Extracts from a graphics dataset
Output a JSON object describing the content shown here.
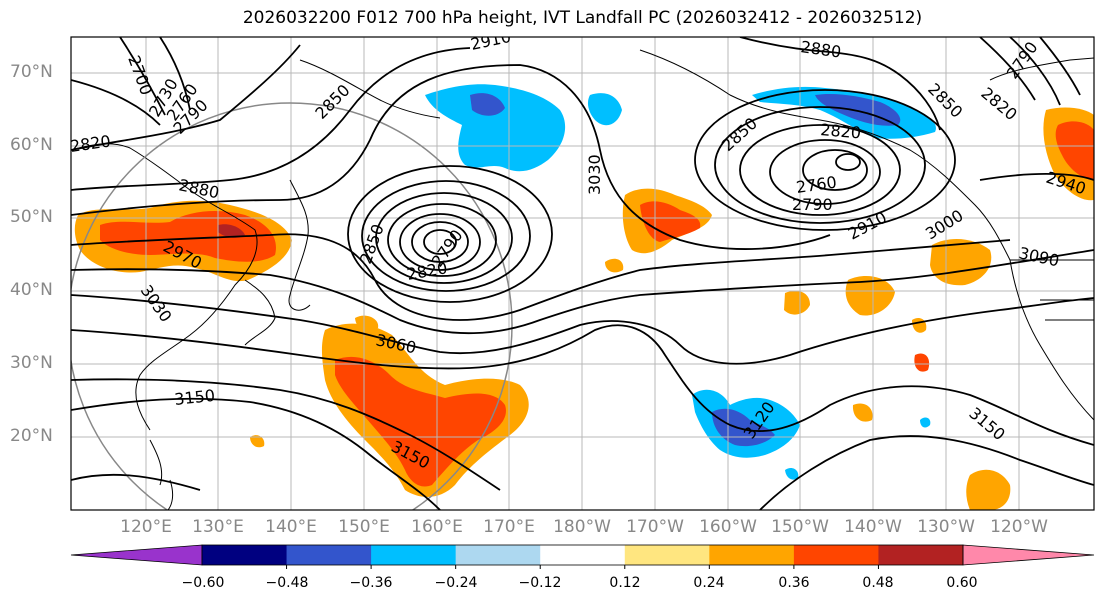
{
  "title": "2026032200 F012 700 hPa height, IVT Landfall PC (2026032412 - 2026032512)",
  "lat_labels": [
    "70°N",
    "60°N",
    "50°N",
    "40°N",
    "30°N",
    "20°N"
  ],
  "lon_labels": [
    "120°E",
    "130°E",
    "140°E",
    "150°E",
    "160°E",
    "170°E",
    "180°W",
    "170°W",
    "160°W",
    "150°W",
    "140°W",
    "130°W",
    "120°W"
  ],
  "contour_labels": [
    "2910",
    "2880",
    "2700",
    "2730",
    "2760",
    "2790",
    "2820",
    "2850",
    "2880",
    "2970",
    "3030",
    "2850",
    "2820",
    "2790",
    "3060",
    "3150",
    "3150",
    "3030",
    "2850",
    "2820",
    "2760",
    "2790",
    "2910",
    "3000",
    "3090",
    "2940",
    "2850",
    "2820",
    "2790",
    "3120",
    "3150"
  ],
  "colorbar": {
    "ticks": [
      "−0.60",
      "−0.48",
      "−0.36",
      "−0.24",
      "−0.12",
      "0.12",
      "0.24",
      "0.36",
      "0.48",
      "0.60"
    ],
    "colors": [
      "#9933cc",
      "#000080",
      "#3355cc",
      "#00bfff",
      "#add8f0",
      "#ffffff",
      "#ffe680",
      "#ffa500",
      "#ff4500",
      "#b22222",
      "#ff88aa"
    ]
  },
  "colors": {
    "positive_low": "#ffa500",
    "positive_mid": "#ff4500",
    "negative_low": "#00bfff",
    "negative_mid": "#3355cc"
  }
}
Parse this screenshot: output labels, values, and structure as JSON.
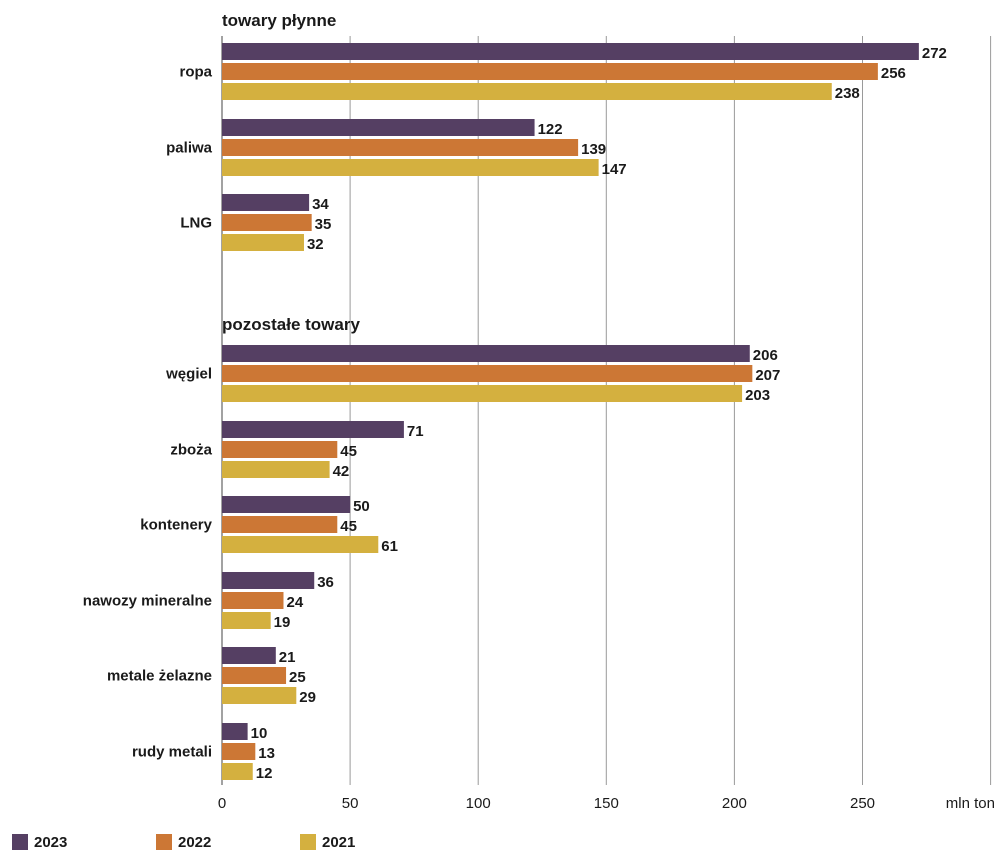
{
  "chart_data": {
    "type": "bar",
    "orientation": "horizontal",
    "groups": [
      {
        "title": "towary płynne",
        "categories": [
          "ropa",
          "paliwa",
          "LNG"
        ]
      },
      {
        "title": "pozostałe towary",
        "categories": [
          "węgiel",
          "zboża",
          "kontenery",
          "nawozy mineralne",
          "metale żelazne",
          "rudy metali"
        ]
      }
    ],
    "categories": [
      "ropa",
      "paliwa",
      "LNG",
      "węgiel",
      "zboża",
      "kontenery",
      "nawozy mineralne",
      "metale żelazne",
      "rudy metali"
    ],
    "series": [
      {
        "name": "2023",
        "color": "#553f63",
        "values": [
          272,
          122,
          34,
          206,
          71,
          50,
          36,
          21,
          10
        ]
      },
      {
        "name": "2022",
        "color": "#cc7735",
        "values": [
          256,
          139,
          35,
          207,
          45,
          45,
          24,
          25,
          13
        ]
      },
      {
        "name": "2021",
        "color": "#d4b03f",
        "values": [
          238,
          147,
          32,
          203,
          42,
          61,
          19,
          29,
          12
        ]
      }
    ],
    "xticks": [
      "0",
      "50",
      "100",
      "150",
      "200",
      "250"
    ],
    "xlim": [
      0,
      300
    ],
    "xunit": "mln ton",
    "grid": true,
    "legend_position": "bottom-left"
  }
}
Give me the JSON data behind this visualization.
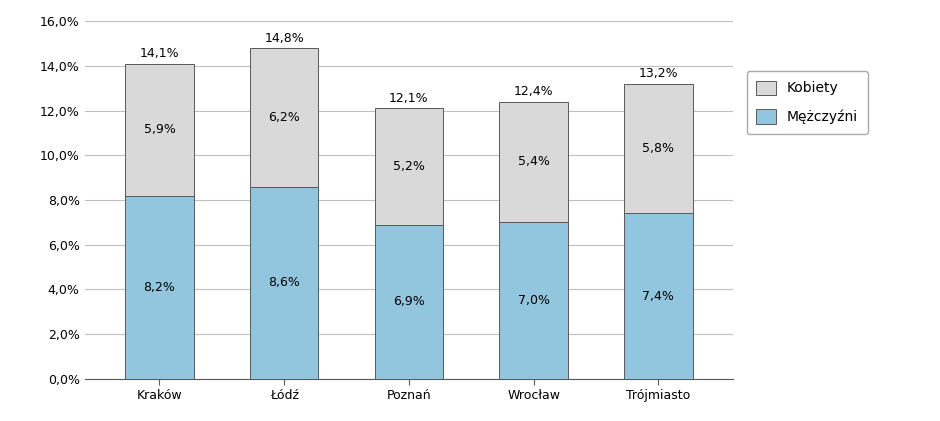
{
  "categories": [
    "Kraków",
    "Łódź",
    "Poznań",
    "Wrocław",
    "Trójmiasto"
  ],
  "men_values": [
    8.2,
    8.6,
    6.9,
    7.0,
    7.4
  ],
  "women_values": [
    5.9,
    6.2,
    5.2,
    5.4,
    5.8
  ],
  "total_labels": [
    "14,1%",
    "14,8%",
    "12,1%",
    "12,4%",
    "13,2%"
  ],
  "men_labels": [
    "8,2%",
    "8,6%",
    "6,9%",
    "7,0%",
    "7,4%"
  ],
  "women_labels": [
    "5,9%",
    "6,2%",
    "5,2%",
    "5,4%",
    "5,8%"
  ],
  "men_color": "#92C5DE",
  "women_color": "#D9D9D9",
  "bar_edge_color": "#595959",
  "ylim": [
    0,
    16
  ],
  "yticks": [
    0,
    2,
    4,
    6,
    8,
    10,
    12,
    14,
    16
  ],
  "ytick_labels": [
    "0,0%",
    "2,0%",
    "4,0%",
    "6,0%",
    "8,0%",
    "10,0%",
    "12,0%",
    "14,0%",
    "16,0%"
  ],
  "legend_kobiety": "Kobiety",
  "legend_mezczyzni": "Mężczyźni",
  "bar_width": 0.55,
  "figsize": [
    9.4,
    4.21
  ],
  "dpi": 100,
  "background_color": "#ffffff",
  "grid_color": "#bfbfbf",
  "font_size_labels": 9,
  "font_size_ticks": 9,
  "font_size_legend": 10
}
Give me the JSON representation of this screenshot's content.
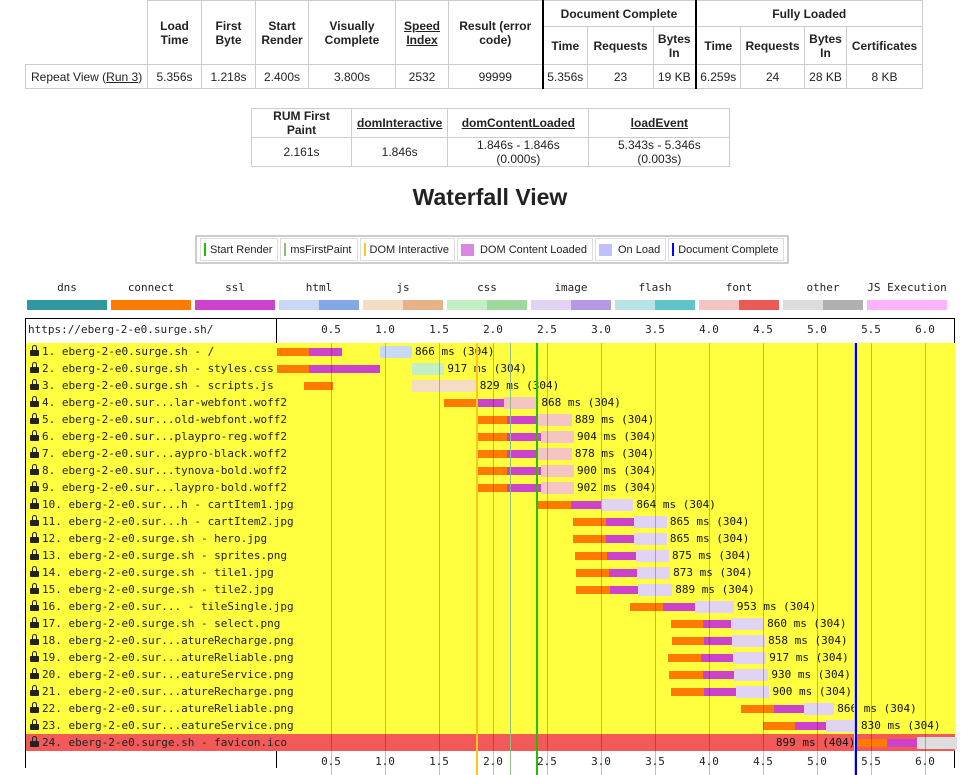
{
  "summary": {
    "headers": [
      "Load Time",
      "First Byte",
      "Start Render",
      "Visually Complete",
      "Speed Index",
      "Result (error code)"
    ],
    "groups": {
      "doc_complete": "Document Complete",
      "fully_loaded": "Fully Loaded"
    },
    "doc_headers": [
      "Time",
      "Requests",
      "Bytes In"
    ],
    "full_headers": [
      "Time",
      "Requests",
      "Bytes In",
      "Certificates"
    ],
    "row_label": "Repeat View (",
    "row_link": "Run 3",
    "row_label_end": ")",
    "values": [
      "5.356s",
      "1.218s",
      "2.400s",
      "3.800s",
      "2532",
      "99999"
    ],
    "doc_values": [
      "5.356s",
      "23",
      "19 KB"
    ],
    "full_values": [
      "6.259s",
      "24",
      "28 KB",
      "8 KB"
    ]
  },
  "rum": {
    "headers": [
      "RUM First Paint",
      "domInteractive",
      "domContentLoaded",
      "loadEvent"
    ],
    "values": [
      "2.161s",
      "1.846s",
      "1.846s - 1.846s (0.000s)",
      "5.343s - 5.346s (0.003s)"
    ]
  },
  "title": "Waterfall View",
  "legend": [
    {
      "label": "Start Render",
      "color": "#28bc00",
      "kind": "line"
    },
    {
      "label": "msFirstPaint",
      "color": "#8fbc83",
      "kind": "line"
    },
    {
      "label": "DOM Interactive",
      "color": "#ffc61a",
      "kind": "line"
    },
    {
      "label": "DOM Content Loaded",
      "color": "#d888df",
      "kind": "box"
    },
    {
      "label": "On Load",
      "color": "#c0c0ff",
      "kind": "box"
    },
    {
      "label": "Document Complete",
      "color": "#0000ff",
      "kind": "line"
    }
  ],
  "types": [
    {
      "label": "dns",
      "colors": [
        "#30979e"
      ]
    },
    {
      "label": "connect",
      "colors": [
        "#ff7b00"
      ]
    },
    {
      "label": "ssl",
      "colors": [
        "#cc42cd"
      ]
    },
    {
      "label": "html",
      "colors": [
        "#c9d8f4",
        "#82a8e6"
      ]
    },
    {
      "label": "js",
      "colors": [
        "#f4dcc5",
        "#e6b286"
      ]
    },
    {
      "label": "css",
      "colors": [
        "#c4efc4",
        "#9ed89e"
      ]
    },
    {
      "label": "image",
      "colors": [
        "#e0d3f4",
        "#b59ae3"
      ]
    },
    {
      "label": "flash",
      "colors": [
        "#b8e3e5",
        "#5ec4c7"
      ]
    },
    {
      "label": "font",
      "colors": [
        "#f4c5c2",
        "#eb5b55"
      ]
    },
    {
      "label": "other",
      "colors": [
        "#dddddd",
        "#b0b0b0"
      ]
    },
    {
      "label": "JS Execution",
      "colors": [
        "#ffb3ff"
      ]
    }
  ],
  "waterfall": {
    "root_url": "https://eberg-2-e0.surge.sh/",
    "ticks": [
      "0.5",
      "1.0",
      "1.5",
      "2.0",
      "2.5",
      "3.0",
      "3.5",
      "4.0",
      "4.5",
      "5.0",
      "5.5",
      "6.0"
    ],
    "markers": {
      "start_render": 2.4,
      "first_paint": 2.161,
      "dom_interactive": 1.846,
      "on_load": 5.343,
      "doc_complete": 5.356
    },
    "requests": [
      {
        "label": "1. eberg-2-e0.surge.sh - /",
        "start": 0.0,
        "connect": 0.3,
        "ssl": 0.6,
        "wait": 0.95,
        "end": 0.95,
        "cache_start": 0.95,
        "cache_end": 1.25,
        "text": "866 ms (304)",
        "type": "html"
      },
      {
        "label": "2. eberg-2-e0.surge.sh - styles.css",
        "start": 0.0,
        "connect": 0.3,
        "ssl": 0.95,
        "wait": 0.95,
        "end": 0.95,
        "cache_start": 1.25,
        "cache_end": 1.55,
        "text": "917 ms (304)",
        "type": "css"
      },
      {
        "label": "3. eberg-2-e0.surge.sh - scripts.js",
        "start": 0.25,
        "connect": 0.52,
        "ssl": 0.52,
        "wait": 0.52,
        "end": 0.52,
        "cache_start": 1.25,
        "cache_end": 1.85,
        "split": 1.55,
        "text": "829 ms (304)",
        "type": "js"
      },
      {
        "label": "4. eberg-2-e0.sur...lar-webfont.woff2",
        "start": 1.55,
        "connect": 1.85,
        "ssl": 2.1,
        "wait": 2.1,
        "end": 2.1,
        "cache_start": 2.1,
        "cache_end": 2.42,
        "text": "868 ms (304)",
        "type": "font"
      },
      {
        "label": "5. eberg-2-e0.sur...old-webfont.woff2",
        "start": 1.85,
        "connect": 2.13,
        "ssl": 2.42,
        "wait": 2.42,
        "end": 2.42,
        "cache_start": 2.42,
        "cache_end": 2.73,
        "text": "889 ms (304)",
        "type": "font"
      },
      {
        "label": "6. eberg-2-e0.sur...playpro-reg.woff2",
        "start": 1.85,
        "connect": 2.13,
        "ssl": 2.44,
        "wait": 2.44,
        "end": 2.44,
        "cache_start": 2.44,
        "cache_end": 2.75,
        "text": "904 ms (304)",
        "type": "font"
      },
      {
        "label": "7. eberg-2-e0.sur...aypro-black.woff2",
        "start": 1.85,
        "connect": 2.13,
        "ssl": 2.42,
        "wait": 2.42,
        "end": 2.42,
        "cache_start": 2.42,
        "cache_end": 2.73,
        "text": "878 ms (304)",
        "type": "font"
      },
      {
        "label": "8. eberg-2-e0.sur...tynova-bold.woff2",
        "start": 1.85,
        "connect": 2.13,
        "ssl": 2.44,
        "wait": 2.44,
        "end": 2.44,
        "cache_start": 2.44,
        "cache_end": 2.75,
        "text": "900 ms (304)",
        "type": "font"
      },
      {
        "label": "9. eberg-2-e0.sur...laypro-bold.woff2",
        "start": 1.85,
        "connect": 2.13,
        "ssl": 2.44,
        "wait": 2.44,
        "end": 2.44,
        "cache_start": 2.44,
        "cache_end": 2.75,
        "text": "902 ms (304)",
        "type": "font"
      },
      {
        "label": "10. eberg-2-e0.sur...h - cartItem1.jpg",
        "start": 2.42,
        "connect": 2.72,
        "ssl": 3.0,
        "wait": 3.0,
        "end": 3.0,
        "cache_start": 3.0,
        "cache_end": 3.3,
        "text": "864 ms (304)",
        "type": "image"
      },
      {
        "label": "11. eberg-2-e0.sur...h - cartItem2.jpg",
        "start": 2.74,
        "connect": 3.05,
        "ssl": 3.31,
        "wait": 3.31,
        "end": 3.31,
        "cache_start": 3.31,
        "cache_end": 3.61,
        "text": "865 ms (304)",
        "type": "image"
      },
      {
        "label": "12. eberg-2-e0.surge.sh - hero.jpg",
        "start": 2.74,
        "connect": 3.05,
        "ssl": 3.31,
        "wait": 3.31,
        "end": 3.31,
        "cache_start": 3.31,
        "cache_end": 3.61,
        "text": "865 ms (304)",
        "type": "image"
      },
      {
        "label": "13. eberg-2-e0.surge.sh - sprites.png",
        "start": 2.76,
        "connect": 3.06,
        "ssl": 3.32,
        "wait": 3.32,
        "end": 3.32,
        "cache_start": 3.32,
        "cache_end": 3.63,
        "text": "875 ms (304)",
        "type": "image"
      },
      {
        "label": "14. eberg-2-e0.surge.sh - tile1.jpg",
        "start": 2.77,
        "connect": 3.07,
        "ssl": 3.33,
        "wait": 3.33,
        "end": 3.33,
        "cache_start": 3.33,
        "cache_end": 3.64,
        "text": "873 ms (304)",
        "type": "image"
      },
      {
        "label": "15. eberg-2-e0.surge.sh - tile2.jpg",
        "start": 2.77,
        "connect": 3.08,
        "ssl": 3.34,
        "wait": 3.34,
        "end": 3.34,
        "cache_start": 3.34,
        "cache_end": 3.66,
        "text": "889 ms (304)",
        "type": "image"
      },
      {
        "label": "16. eberg-2-e0.sur... - tileSingle.jpg",
        "start": 3.27,
        "connect": 3.57,
        "ssl": 3.87,
        "wait": 3.87,
        "end": 3.87,
        "cache_start": 3.87,
        "cache_end": 4.23,
        "text": "953 ms (304)",
        "type": "image"
      },
      {
        "label": "17. eberg-2-e0.surge.sh - select.png",
        "start": 3.65,
        "connect": 3.94,
        "ssl": 4.2,
        "wait": 4.2,
        "end": 4.2,
        "cache_start": 4.2,
        "cache_end": 4.51,
        "text": "860 ms (304)",
        "type": "image"
      },
      {
        "label": "18. eberg-2-e0.sur...atureRecharge.png",
        "start": 3.66,
        "connect": 3.95,
        "ssl": 4.21,
        "wait": 4.21,
        "end": 4.21,
        "cache_start": 4.21,
        "cache_end": 4.52,
        "text": "858 ms (304)",
        "type": "image"
      },
      {
        "label": "19. eberg-2-e0.sur...atureReliable.png",
        "start": 3.62,
        "connect": 3.93,
        "ssl": 4.22,
        "wait": 4.22,
        "end": 4.22,
        "cache_start": 4.22,
        "cache_end": 4.53,
        "text": "917 ms (304)",
        "type": "image"
      },
      {
        "label": "20. eberg-2-e0.sur...eatureService.png",
        "start": 3.63,
        "connect": 3.94,
        "ssl": 4.23,
        "wait": 4.23,
        "end": 4.23,
        "cache_start": 4.23,
        "cache_end": 4.55,
        "text": "930 ms (304)",
        "type": "image"
      },
      {
        "label": "21. eberg-2-e0.sur...atureRecharge.png",
        "start": 3.65,
        "connect": 3.95,
        "ssl": 4.25,
        "wait": 4.25,
        "end": 4.25,
        "cache_start": 4.25,
        "cache_end": 4.56,
        "text": "900 ms (304)",
        "type": "image"
      },
      {
        "label": "22. eberg-2-e0.sur...atureReliable.png",
        "start": 4.3,
        "connect": 4.6,
        "ssl": 4.88,
        "wait": 4.88,
        "end": 4.88,
        "cache_start": 4.88,
        "cache_end": 5.16,
        "text": "866 ms (304)",
        "type": "image"
      },
      {
        "label": "23. eberg-2-e0.sur...eatureService.png",
        "start": 4.5,
        "connect": 4.8,
        "ssl": 5.08,
        "wait": 5.08,
        "end": 5.08,
        "cache_start": 5.08,
        "cache_end": 5.38,
        "text": "830 ms (304)",
        "type": "image"
      },
      {
        "label": "24. eberg-2-e0.surge.sh - favicon.ico",
        "start": 5.36,
        "connect": 5.65,
        "ssl": 5.93,
        "wait": 5.93,
        "end": 5.93,
        "cache_start": 5.93,
        "cache_end": 6.3,
        "text": "899 ms (404)",
        "type": "other",
        "error": true
      }
    ]
  },
  "colors": {
    "row_bg": "#ffff40",
    "row_error_bg": "#f25a5a",
    "connect": "#ff7b00",
    "ssl": "#cc42cd"
  }
}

**Exercise directions**. Using the data above, say how many lines include "JSON". No other reply is needed.

**Task response**. 4